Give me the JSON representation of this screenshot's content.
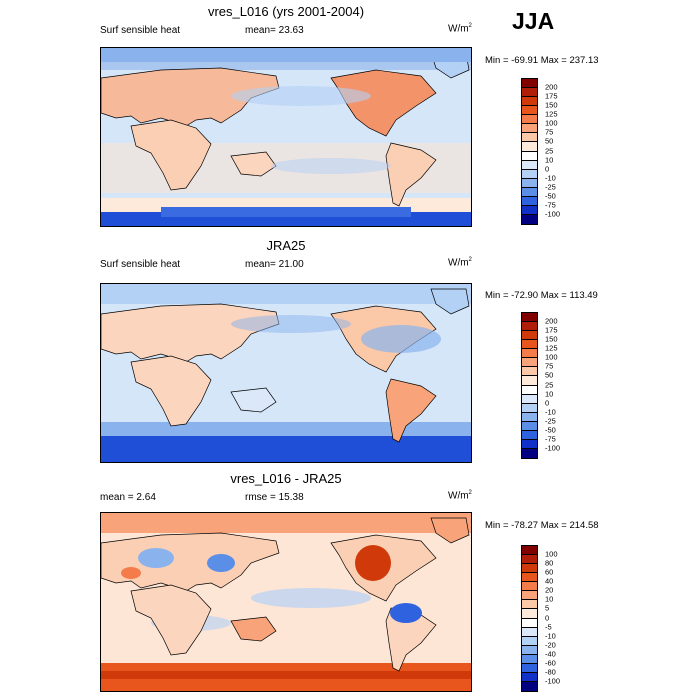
{
  "season": "JJA",
  "panels": [
    {
      "title": "vres_L016 (yrs 2001-2004)",
      "left_text": "Surf sensible heat",
      "center_text": "mean=  23.63",
      "unit": "W/m",
      "unit_exp": "2",
      "minmax": "Min = -69.91 Max = 237.13",
      "colorbar": {
        "labels": [
          "200",
          "175",
          "150",
          "125",
          "100",
          "75",
          "50",
          "25",
          "10",
          "0",
          "-10",
          "-25",
          "-50",
          "-75",
          "-100"
        ],
        "colors": [
          "#800000",
          "#b01e0a",
          "#d03a0a",
          "#e8561e",
          "#f47c4a",
          "#f8a37a",
          "#fbc8a8",
          "#fdeadb",
          "#ffffff",
          "#dbe8fa",
          "#b3d0f5",
          "#8ab3ee",
          "#5b8ee6",
          "#2e62de",
          "#1030c8",
          "#000080"
        ]
      }
    },
    {
      "title": "JRA25",
      "left_text": "Surf sensible heat",
      "center_text": "mean=  21.00",
      "unit": "W/m",
      "unit_exp": "2",
      "minmax": "Min = -72.90 Max = 113.49",
      "colorbar": {
        "labels": [
          "200",
          "175",
          "150",
          "125",
          "100",
          "75",
          "50",
          "25",
          "10",
          "0",
          "-10",
          "-25",
          "-50",
          "-75",
          "-100"
        ],
        "colors": [
          "#800000",
          "#b01e0a",
          "#d03a0a",
          "#e8561e",
          "#f47c4a",
          "#f8a37a",
          "#fbc8a8",
          "#fdeadb",
          "#ffffff",
          "#dbe8fa",
          "#b3d0f5",
          "#8ab3ee",
          "#5b8ee6",
          "#2e62de",
          "#1030c8",
          "#000080"
        ]
      }
    },
    {
      "title": "vres_L016 - JRA25",
      "left_text": "mean =   2.64",
      "center_text": "rmse =  15.38",
      "unit": "W/m",
      "unit_exp": "2",
      "minmax": "Min = -78.27 Max = 214.58",
      "colorbar": {
        "labels": [
          "100",
          "80",
          "60",
          "40",
          "20",
          "10",
          "5",
          "0",
          "-5",
          "-10",
          "-20",
          "-40",
          "-60",
          "-80",
          "-100"
        ],
        "colors": [
          "#800000",
          "#b01e0a",
          "#d03a0a",
          "#e8561e",
          "#f47c4a",
          "#f8a37a",
          "#fbc8a8",
          "#fdeadb",
          "#ffffff",
          "#dbe8fa",
          "#b3d0f5",
          "#8ab3ee",
          "#5b8ee6",
          "#2e62de",
          "#1030c8",
          "#000080"
        ]
      }
    }
  ]
}
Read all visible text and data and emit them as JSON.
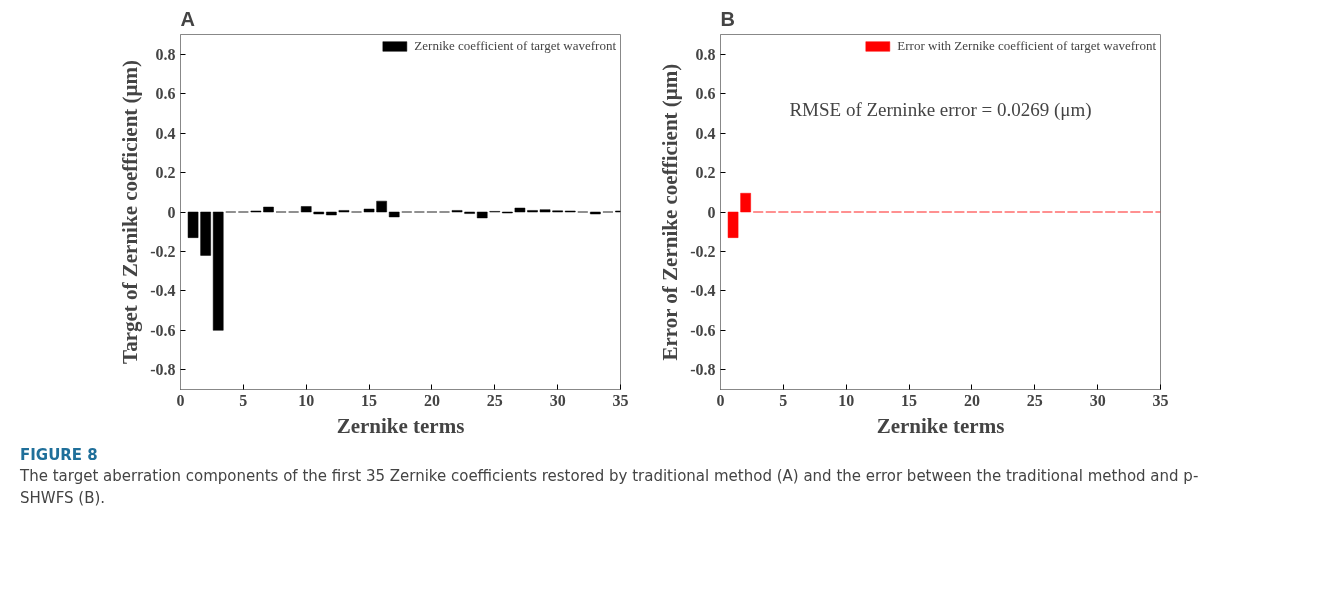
{
  "chart_data": [
    {
      "type": "bar",
      "title": "A",
      "xlabel": "Zernike terms",
      "ylabel": "Target of Zernike coefficient (μm)",
      "x": [
        1,
        2,
        3,
        4,
        5,
        6,
        7,
        8,
        9,
        10,
        11,
        12,
        13,
        14,
        15,
        16,
        17,
        18,
        19,
        20,
        21,
        22,
        23,
        24,
        25,
        26,
        27,
        28,
        29,
        30,
        31,
        32,
        33,
        34,
        35
      ],
      "series": [
        {
          "name": "Zernike coefficient of target wavefront",
          "color": "#000000",
          "values": [
            -0.13,
            -0.22,
            -0.6,
            0,
            0,
            0.005,
            0.025,
            0,
            0,
            0.028,
            -0.01,
            -0.015,
            0.008,
            0,
            0.015,
            0.055,
            -0.025,
            0,
            0,
            0,
            0,
            0.008,
            -0.008,
            -0.03,
            0.003,
            -0.005,
            0.02,
            0.008,
            0.012,
            0.006,
            0.005,
            0,
            -0.01,
            0,
            0.005
          ]
        }
      ],
      "xlim": [
        0,
        35
      ],
      "xticks": [
        0,
        5,
        10,
        15,
        20,
        25,
        30,
        35
      ],
      "ylim": [
        -0.9,
        0.9
      ],
      "yticks": [
        -0.8,
        -0.6,
        -0.4,
        -0.2,
        0,
        0.2,
        0.4,
        0.6,
        0.8
      ],
      "legend": "top right",
      "grid": false,
      "annotations": [
        "FIGURE 8",
        "The target aberration components of the first 35 Zernike coefficients restored by traditional method (A) and the error between the traditional method and p-SHWFS (B)."
      ]
    },
    {
      "type": "bar",
      "title": "B",
      "xlabel": "Zernike terms",
      "ylabel": "Error of Zernike coefficient (μm)",
      "x": [
        1,
        2,
        3,
        4,
        5,
        6,
        7,
        8,
        9,
        10,
        11,
        12,
        13,
        14,
        15,
        16,
        17,
        18,
        19,
        20,
        21,
        22,
        23,
        24,
        25,
        26,
        27,
        28,
        29,
        30,
        31,
        32,
        33,
        34,
        35
      ],
      "series": [
        {
          "name": "Error with Zernike coefficient of target wavefront",
          "color": "#ff0000",
          "values": [
            -0.13,
            0.095,
            0,
            0,
            0,
            0,
            0,
            0,
            0,
            0,
            0,
            0,
            0,
            0,
            0,
            0,
            0,
            0,
            0,
            0,
            0,
            0,
            0,
            0,
            0,
            0,
            0,
            0,
            0,
            0,
            0,
            0,
            0,
            0,
            0
          ]
        }
      ],
      "xlim": [
        0,
        35
      ],
      "xticks": [
        0,
        5,
        10,
        15,
        20,
        25,
        30,
        35
      ],
      "ylim": [
        -0.9,
        0.9
      ],
      "yticks": [
        -0.8,
        -0.6,
        -0.4,
        -0.2,
        0,
        0.2,
        0.4,
        0.6,
        0.8
      ],
      "legend": "top right",
      "grid": false,
      "annotations": [
        "RMSE of Zerninke error = 0.0269 (μm)"
      ]
    }
  ]
}
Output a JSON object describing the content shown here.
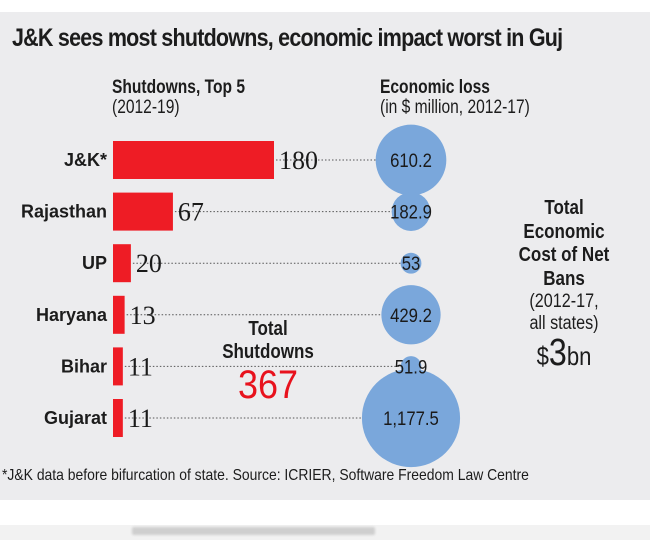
{
  "title": "J&K sees most shutdowns, economic impact worst in Guj",
  "left_header": {
    "title": "Shutdowns, Top 5",
    "subtitle": "(2012-19)"
  },
  "right_header": {
    "title": "Economic loss",
    "subtitle": "(in $ million, 2012-17)"
  },
  "total_shutdowns": {
    "label_line1": "Total",
    "label_line2": "Shutdowns",
    "value": "367"
  },
  "total_economic_cost": {
    "line1": "Total",
    "line2": "Economic",
    "line3": "Cost of Net",
    "line4": "Bans",
    "line5": "(2012-17,",
    "line6": "all states)",
    "currency": "$",
    "amount": "3",
    "unit": "bn"
  },
  "footnote": "*J&K data before bifurcation of state. Source: ICRIER, Software Freedom Law Centre",
  "colors": {
    "bar": "#ee1c25",
    "bubble": "#7aa7db",
    "total_red": "#e8121d",
    "background": "#ececee"
  },
  "chart_data": {
    "type": "bar",
    "title": "J&K sees most shutdowns, economic impact worst in Guj",
    "categories": [
      "J&K*",
      "Rajasthan",
      "UP",
      "Haryana",
      "Bihar",
      "Gujarat"
    ],
    "series": [
      {
        "name": "Shutdowns (2012-19)",
        "chart_type": "bar",
        "values": [
          180,
          67,
          20,
          13,
          11,
          11
        ],
        "labels": [
          "180",
          "67",
          "20",
          "13",
          "11",
          "11"
        ]
      },
      {
        "name": "Economic loss (in $ million, 2012-17)",
        "chart_type": "bubble",
        "values": [
          610.2,
          182.9,
          53,
          429.2,
          51.9,
          1177.5
        ],
        "labels": [
          "610.2",
          "182.9",
          "53",
          "429.2",
          "51.9",
          "1,177.5"
        ]
      }
    ],
    "orientation": "horizontal",
    "grid": false,
    "legend": "none",
    "xlabel": "",
    "ylabel": ""
  }
}
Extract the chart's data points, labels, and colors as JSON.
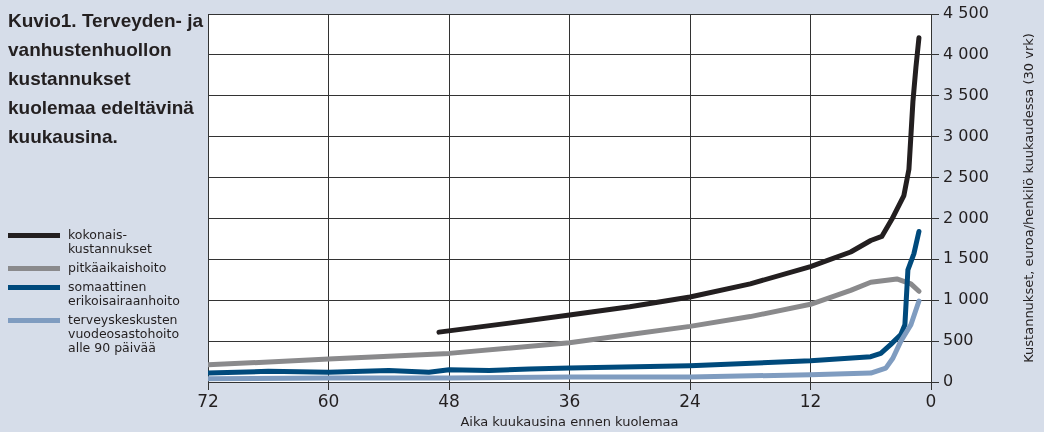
{
  "chart_data": {
    "type": "line",
    "title": "Kuvio1. Terveyden- ja vanhustenhuollon kustannukset kuolemaa edeltävinä kuukausina.",
    "xlabel": "Aika kuukausina ennen kuolemaa",
    "ylabel": "Kustannukset, euroa/henkilö kuukaudessa (30 vrk)",
    "xlim": [
      72,
      0
    ],
    "xticks": [
      72,
      60,
      48,
      36,
      24,
      12,
      0
    ],
    "ylim": [
      0,
      4500
    ],
    "yticks": [
      0,
      500,
      {
        "value": 1000,
        "label": "1 000"
      },
      {
        "value": 1500,
        "label": "1 500"
      },
      {
        "value": 2000,
        "label": "2 000"
      },
      {
        "value": 2500,
        "label": "2 500"
      },
      {
        "value": 3000,
        "label": "3 000"
      },
      {
        "value": 3500,
        "label": "3 500"
      },
      {
        "value": 4000,
        "label": "4 000"
      },
      {
        "value": 4500,
        "label": "4 500"
      }
    ],
    "grid": true,
    "legend": "left",
    "marker": "none",
    "line_style": "solid",
    "series": [
      {
        "name": "kokonais-kustannukset",
        "color": "#231f20",
        "x": [
          49,
          42,
          36,
          30,
          24,
          18,
          12,
          8,
          6,
          4.9,
          3.9,
          2.7,
          2.2,
          1.8,
          1.5,
          1.2
        ],
        "values": [
          610,
          720,
          820,
          920,
          1040,
          1200,
          1410,
          1590,
          1730,
          1780,
          1990,
          2280,
          2600,
          3430,
          3850,
          4210
        ]
      },
      {
        "name": "pitkäaikaishoito",
        "color": "#8a8a8c",
        "x": [
          72,
          60,
          48,
          36,
          30,
          24,
          18,
          12,
          8,
          6,
          3.4,
          2,
          1.2
        ],
        "values": [
          210,
          280,
          350,
          480,
          580,
          680,
          800,
          950,
          1120,
          1220,
          1260,
          1200,
          1110
        ]
      },
      {
        "name": "somaattinen erikoisairaanhoito",
        "color": "#004a7c",
        "x": [
          72,
          66,
          60,
          54,
          50,
          48,
          44,
          40,
          36,
          24,
          12,
          6,
          5,
          4,
          3,
          2.6,
          2.3,
          1.7,
          1.2
        ],
        "values": [
          110,
          130,
          120,
          140,
          120,
          150,
          140,
          160,
          170,
          200,
          260,
          310,
          350,
          460,
          580,
          700,
          1370,
          1570,
          1840
        ]
      },
      {
        "name": "terveyskeskusten vuodeosastohoito alle 90 päivää",
        "color": "#7f9cc0",
        "x": [
          72,
          60,
          48,
          36,
          24,
          12,
          6,
          4.5,
          3.8,
          3,
          2,
          1.2
        ],
        "values": [
          40,
          50,
          50,
          60,
          60,
          90,
          110,
          170,
          290,
          500,
          700,
          990
        ]
      }
    ]
  }
}
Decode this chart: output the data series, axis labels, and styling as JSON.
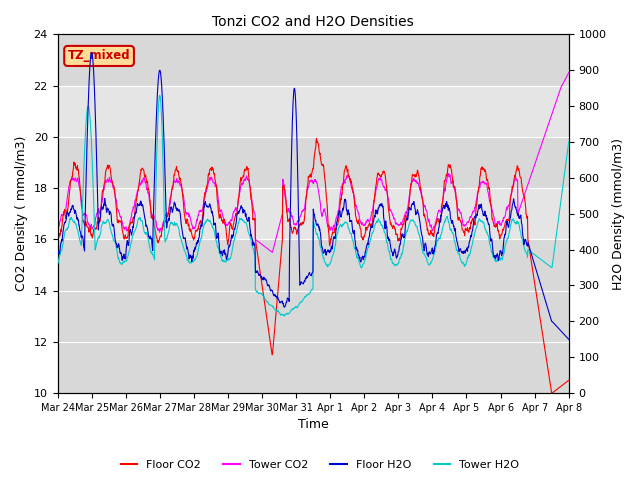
{
  "title": "Tonzi CO2 and H2O Densities",
  "xlabel": "Time",
  "ylabel_left": "CO2 Density ( mmol/m3)",
  "ylabel_right": "H2O Density (mmol/m3)",
  "ylim_left": [
    10,
    24
  ],
  "ylim_right": [
    0,
    1000
  ],
  "yticks_left": [
    10,
    12,
    14,
    16,
    18,
    20,
    22,
    24
  ],
  "yticks_right": [
    0,
    100,
    200,
    300,
    400,
    500,
    600,
    700,
    800,
    900,
    1000
  ],
  "xtick_labels": [
    "Mar 24",
    "Mar 25",
    "Mar 26",
    "Mar 27",
    "Mar 28",
    "Mar 29",
    "Mar 30",
    "Mar 31",
    "Apr 1",
    "Apr 2",
    "Apr 3",
    "Apr 4",
    "Apr 5",
    "Apr 6",
    "Apr 7",
    "Apr 8"
  ],
  "annotation_text": "TZ_mixed",
  "annotation_color": "#cc0000",
  "annotation_bg": "#ffdd99",
  "shaded_region_light": [
    14,
    20
  ],
  "shaded_region_dark": [
    12,
    14
  ],
  "colors": {
    "floor_co2": "#ff0000",
    "tower_co2": "#ff00ff",
    "floor_h2o": "#0000cc",
    "tower_h2o": "#00cccc"
  },
  "bg_light": "#d8d8d8",
  "bg_white": "#f0f0f0",
  "n_points": 1440
}
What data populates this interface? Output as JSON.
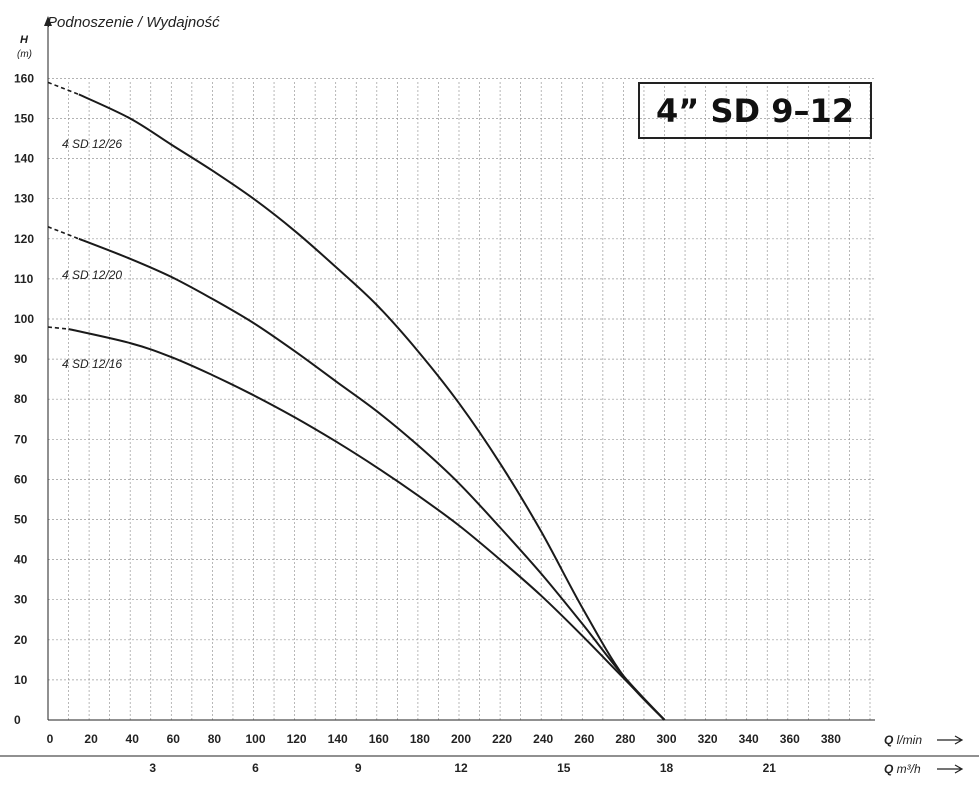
════════════════
### Given exercise
Write out exactly the lines beginning with the line that holds "Decode this chart: output" and ending with the final line of the data, both ends included, without the pictures.

### Answer below
Decode this chart: output the data series, axis labels, and styling as JSON.
{
  "title": "Tonzi CO2 and H2O Densities",
  "xlabel": "Time",
  "ylabel_left": "CO2 Density ( mmol/m3)",
  "ylabel_right": "H2O Density (mmol/m3)",
  "ylim_left": [
    10,
    24
  ],
  "ylim_right": [
    0,
    1000
  ],
  "yticks_left": [
    10,
    12,
    14,
    16,
    18,
    20,
    22,
    24
  ],
  "yticks_right": [
    0,
    100,
    200,
    300,
    400,
    500,
    600,
    700,
    800,
    900,
    1000
  ],
  "xtick_labels": [
    "Mar 24",
    "Mar 25",
    "Mar 26",
    "Mar 27",
    "Mar 28",
    "Mar 29",
    "Mar 30",
    "Mar 31",
    "Apr 1",
    "Apr 2",
    "Apr 3",
    "Apr 4",
    "Apr 5",
    "Apr 6",
    "Apr 7",
    "Apr 8"
  ],
  "annotation_text": "TZ_mixed",
  "annotation_color": "#cc0000",
  "annotation_bg": "#ffdd99",
  "shaded_region_light": [
    14,
    20
  ],
  "shaded_region_dark": [
    12,
    14
  ],
  "colors": {
    "floor_co2": "#ff0000",
    "tower_co2": "#ff00ff",
    "floor_h2o": "#0000cc",
    "tower_h2o": "#00cccc"
  },
  "bg_light": "#d8d8d8",
  "bg_white": "#f0f0f0",
  "n_points": 1440
}
What data populates this interface? Output as JSON.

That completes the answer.